• What to work on
Reproduce the material below in full, switching every "Map Key" to "Legend" and leaving everything else unchanged.

Dataset entries

* START *

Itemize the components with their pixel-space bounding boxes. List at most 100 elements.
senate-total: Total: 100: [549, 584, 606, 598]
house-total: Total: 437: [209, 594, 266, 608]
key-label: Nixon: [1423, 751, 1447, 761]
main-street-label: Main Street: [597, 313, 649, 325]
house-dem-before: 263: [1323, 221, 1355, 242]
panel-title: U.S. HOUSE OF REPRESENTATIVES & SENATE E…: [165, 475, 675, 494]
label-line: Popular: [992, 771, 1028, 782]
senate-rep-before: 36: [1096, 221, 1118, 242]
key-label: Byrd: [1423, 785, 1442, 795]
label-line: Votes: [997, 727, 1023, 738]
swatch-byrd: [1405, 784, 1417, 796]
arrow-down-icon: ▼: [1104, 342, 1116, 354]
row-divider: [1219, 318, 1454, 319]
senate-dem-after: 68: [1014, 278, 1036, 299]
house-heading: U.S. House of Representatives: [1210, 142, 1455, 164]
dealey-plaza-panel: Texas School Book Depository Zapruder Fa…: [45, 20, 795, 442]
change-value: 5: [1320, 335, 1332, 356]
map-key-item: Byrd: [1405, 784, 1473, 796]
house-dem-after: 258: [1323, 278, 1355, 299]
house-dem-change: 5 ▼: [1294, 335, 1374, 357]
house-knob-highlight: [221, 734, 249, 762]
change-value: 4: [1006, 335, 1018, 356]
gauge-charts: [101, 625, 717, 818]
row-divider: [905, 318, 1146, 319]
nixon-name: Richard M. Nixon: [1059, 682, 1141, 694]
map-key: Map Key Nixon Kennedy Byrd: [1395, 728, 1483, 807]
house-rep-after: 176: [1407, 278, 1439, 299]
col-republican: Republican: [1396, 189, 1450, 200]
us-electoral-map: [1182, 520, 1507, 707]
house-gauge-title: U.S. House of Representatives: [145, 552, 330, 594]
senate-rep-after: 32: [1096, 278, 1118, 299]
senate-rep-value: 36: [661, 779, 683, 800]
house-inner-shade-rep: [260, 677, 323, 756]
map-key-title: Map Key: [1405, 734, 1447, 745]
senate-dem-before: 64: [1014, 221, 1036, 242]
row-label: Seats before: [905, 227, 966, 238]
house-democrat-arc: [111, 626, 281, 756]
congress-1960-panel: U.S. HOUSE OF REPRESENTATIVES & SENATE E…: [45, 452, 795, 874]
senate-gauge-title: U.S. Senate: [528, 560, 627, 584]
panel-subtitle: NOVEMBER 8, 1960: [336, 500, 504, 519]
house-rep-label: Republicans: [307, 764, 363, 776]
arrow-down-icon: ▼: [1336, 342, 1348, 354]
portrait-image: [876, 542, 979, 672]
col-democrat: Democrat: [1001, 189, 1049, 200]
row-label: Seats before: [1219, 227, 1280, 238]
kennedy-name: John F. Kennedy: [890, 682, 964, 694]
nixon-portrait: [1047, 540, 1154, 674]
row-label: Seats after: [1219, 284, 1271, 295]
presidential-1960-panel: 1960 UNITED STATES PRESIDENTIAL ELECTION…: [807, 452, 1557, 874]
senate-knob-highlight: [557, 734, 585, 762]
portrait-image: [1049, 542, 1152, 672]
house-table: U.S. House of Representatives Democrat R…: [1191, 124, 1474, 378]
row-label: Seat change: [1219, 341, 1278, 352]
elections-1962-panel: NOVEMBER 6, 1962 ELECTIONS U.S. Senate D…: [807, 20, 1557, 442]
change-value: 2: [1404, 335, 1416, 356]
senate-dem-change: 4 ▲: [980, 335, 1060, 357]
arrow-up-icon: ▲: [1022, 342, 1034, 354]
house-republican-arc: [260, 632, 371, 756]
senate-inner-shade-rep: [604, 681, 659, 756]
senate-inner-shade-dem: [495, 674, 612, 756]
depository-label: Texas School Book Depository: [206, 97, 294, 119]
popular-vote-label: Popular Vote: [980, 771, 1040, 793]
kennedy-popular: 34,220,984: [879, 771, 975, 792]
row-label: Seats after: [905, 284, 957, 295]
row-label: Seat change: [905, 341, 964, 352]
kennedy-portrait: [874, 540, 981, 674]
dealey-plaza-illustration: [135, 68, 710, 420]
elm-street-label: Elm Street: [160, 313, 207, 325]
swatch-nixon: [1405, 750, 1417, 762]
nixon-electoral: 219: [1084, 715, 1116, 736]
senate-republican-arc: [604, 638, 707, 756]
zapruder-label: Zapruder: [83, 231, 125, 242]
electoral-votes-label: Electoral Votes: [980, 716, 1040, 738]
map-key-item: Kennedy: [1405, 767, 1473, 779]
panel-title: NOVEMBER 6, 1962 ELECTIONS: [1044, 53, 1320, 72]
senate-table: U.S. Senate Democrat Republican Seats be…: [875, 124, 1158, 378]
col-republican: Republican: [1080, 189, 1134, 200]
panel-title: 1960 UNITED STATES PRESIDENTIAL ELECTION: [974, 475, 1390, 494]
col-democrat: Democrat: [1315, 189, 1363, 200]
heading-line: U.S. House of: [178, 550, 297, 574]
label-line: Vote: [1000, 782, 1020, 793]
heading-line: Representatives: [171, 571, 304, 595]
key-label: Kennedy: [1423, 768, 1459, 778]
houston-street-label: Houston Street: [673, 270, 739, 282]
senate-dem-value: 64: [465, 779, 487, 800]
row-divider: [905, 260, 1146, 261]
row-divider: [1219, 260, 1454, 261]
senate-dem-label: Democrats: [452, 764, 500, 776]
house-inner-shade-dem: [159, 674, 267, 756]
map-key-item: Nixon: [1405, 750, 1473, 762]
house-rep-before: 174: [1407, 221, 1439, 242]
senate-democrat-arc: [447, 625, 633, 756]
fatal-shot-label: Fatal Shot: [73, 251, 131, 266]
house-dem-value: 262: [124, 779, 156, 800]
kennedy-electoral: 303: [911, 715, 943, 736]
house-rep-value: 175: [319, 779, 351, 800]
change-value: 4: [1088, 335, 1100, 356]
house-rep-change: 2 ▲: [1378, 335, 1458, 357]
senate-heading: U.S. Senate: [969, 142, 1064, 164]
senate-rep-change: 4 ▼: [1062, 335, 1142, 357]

* END *

• Result of the exercise
Itemize the components with their pixel-space bounding boxes. List at most 100 elements.
senate-total: Total: 100: [549, 584, 606, 598]
house-total: Total: 437: [209, 594, 266, 608]
key-label: Nixon: [1423, 751, 1447, 761]
main-street-label: Main Street: [597, 313, 649, 325]
house-dem-before: 263: [1323, 221, 1355, 242]
panel-title: U.S. HOUSE OF REPRESENTATIVES & SENATE E…: [165, 475, 675, 494]
label-line: Popular: [992, 771, 1028, 782]
senate-rep-before: 36: [1096, 221, 1118, 242]
key-label: Byrd: [1423, 785, 1442, 795]
label-line: Votes: [997, 727, 1023, 738]
swatch-byrd: [1405, 784, 1417, 796]
arrow-down-icon: ▼: [1104, 342, 1116, 354]
row-divider: [1219, 318, 1454, 319]
senate-dem-after: 68: [1014, 278, 1036, 299]
house-heading: U.S. House of Representatives: [1210, 142, 1455, 164]
dealey-plaza-panel: Texas School Book Depository Zapruder Fa…: [45, 20, 795, 442]
change-value: 5: [1320, 335, 1332, 356]
map-key-item: Byrd: [1405, 784, 1473, 796]
house-dem-after: 258: [1323, 278, 1355, 299]
house-dem-change: 5 ▼: [1294, 335, 1374, 357]
house-knob-highlight: [221, 734, 249, 762]
change-value: 4: [1006, 335, 1018, 356]
gauge-charts: [101, 625, 717, 818]
row-divider: [905, 318, 1146, 319]
nixon-name: Richard M. Nixon: [1059, 682, 1141, 694]
map-key: Legend Nixon Kennedy Byrd: [1395, 728, 1483, 807]
house-rep-after: 176: [1407, 278, 1439, 299]
col-republican: Republican: [1396, 189, 1450, 200]
us-electoral-map: [1182, 520, 1507, 707]
house-gauge-title: U.S. House of Representatives: [145, 552, 330, 594]
senate-rep-after: 32: [1096, 278, 1118, 299]
senate-rep-value: 36: [661, 779, 683, 800]
house-inner-shade-rep: [260, 677, 323, 756]
map-key-title: Legend: [1405, 734, 1447, 745]
senate-dem-before: 64: [1014, 221, 1036, 242]
row-label: Seats before: [905, 227, 966, 238]
house-democrat-arc: [111, 626, 281, 756]
congress-1960-panel: U.S. HOUSE OF REPRESENTATIVES & SENATE E…: [45, 452, 795, 874]
senate-gauge-title: U.S. Senate: [528, 560, 627, 584]
panel-subtitle: NOVEMBER 8, 1960: [336, 500, 504, 519]
house-rep-label: Republicans: [307, 764, 363, 776]
arrow-down-icon: ▼: [1336, 342, 1348, 354]
portrait-image: [876, 542, 979, 672]
col-democrat: Democrat: [1001, 189, 1049, 200]
row-label: Seats before: [1219, 227, 1280, 238]
kennedy-name: John F. Kennedy: [890, 682, 964, 694]
nixon-portrait: [1047, 540, 1154, 674]
row-label: Seats after: [1219, 284, 1271, 295]
presidential-1960-panel: 1960 UNITED STATES PRESIDENTIAL ELECTION…: [807, 452, 1557, 874]
senate-knob-highlight: [557, 734, 585, 762]
portrait-image: [1049, 542, 1152, 672]
house-table: U.S. House of Representatives Democrat R…: [1191, 124, 1474, 378]
row-label: Seat change: [1219, 341, 1278, 352]
elections-1962-panel: NOVEMBER 6, 1962 ELECTIONS U.S. Senate D…: [807, 20, 1557, 442]
change-value: 2: [1404, 335, 1416, 356]
senate-dem-change: 4 ▲: [980, 335, 1060, 357]
arrow-up-icon: ▲: [1022, 342, 1034, 354]
house-republican-arc: [260, 632, 371, 756]
senate-inner-shade-rep: [604, 681, 659, 756]
senate-inner-shade-dem: [495, 674, 612, 756]
depository-label: Texas School Book Depository: [206, 97, 294, 119]
popular-vote-label: Popular Vote: [980, 771, 1040, 793]
kennedy-popular: 34,220,984: [879, 771, 975, 792]
row-label: Seats after: [905, 284, 957, 295]
row-label: Seat change: [905, 341, 964, 352]
kennedy-portrait: [874, 540, 981, 674]
dealey-plaza-illustration: [135, 68, 710, 420]
elm-street-label: Elm Street: [160, 313, 207, 325]
swatch-nixon: [1405, 750, 1417, 762]
nixon-electoral: 219: [1084, 715, 1116, 736]
senate-republican-arc: [604, 638, 707, 756]
zapruder-label: Zapruder: [83, 231, 125, 242]
electoral-votes-label: Electoral Votes: [980, 716, 1040, 738]
map-key-item: Kennedy: [1405, 767, 1473, 779]
panel-title: NOVEMBER 6, 1962 ELECTIONS: [1044, 53, 1320, 72]
senate-table: U.S. Senate Democrat Republican Seats be…: [875, 124, 1158, 378]
col-republican: Republican: [1080, 189, 1134, 200]
panel-title: 1960 UNITED STATES PRESIDENTIAL ELECTION: [974, 475, 1390, 494]
col-democrat: Democrat: [1315, 189, 1363, 200]
heading-line: U.S. House of: [178, 550, 297, 574]
label-line: Vote: [1000, 782, 1020, 793]
heading-line: Representatives: [171, 571, 304, 595]
key-label: Kennedy: [1423, 768, 1459, 778]
houston-street-label: Houston Street: [673, 270, 739, 282]
senate-dem-value: 64: [465, 779, 487, 800]
row-divider: [905, 260, 1146, 261]
row-divider: [1219, 260, 1454, 261]
senate-dem-label: Democrats: [452, 764, 500, 776]
house-inner-shade-dem: [159, 674, 267, 756]
map-key-item: Nixon: [1405, 750, 1473, 762]
house-rep-before: 174: [1407, 221, 1439, 242]
senate-democrat-arc: [447, 625, 633, 756]
fatal-shot-label: Fatal Shot: [73, 251, 131, 266]
house-dem-value: 262: [124, 779, 156, 800]
kennedy-electoral: 303: [911, 715, 943, 736]
house-rep-value: 175: [319, 779, 351, 800]
change-value: 4: [1088, 335, 1100, 356]
house-rep-change: 2 ▲: [1378, 335, 1458, 357]
senate-heading: U.S. Senate: [969, 142, 1064, 164]
senate-rep-change: 4 ▼: [1062, 335, 1142, 357]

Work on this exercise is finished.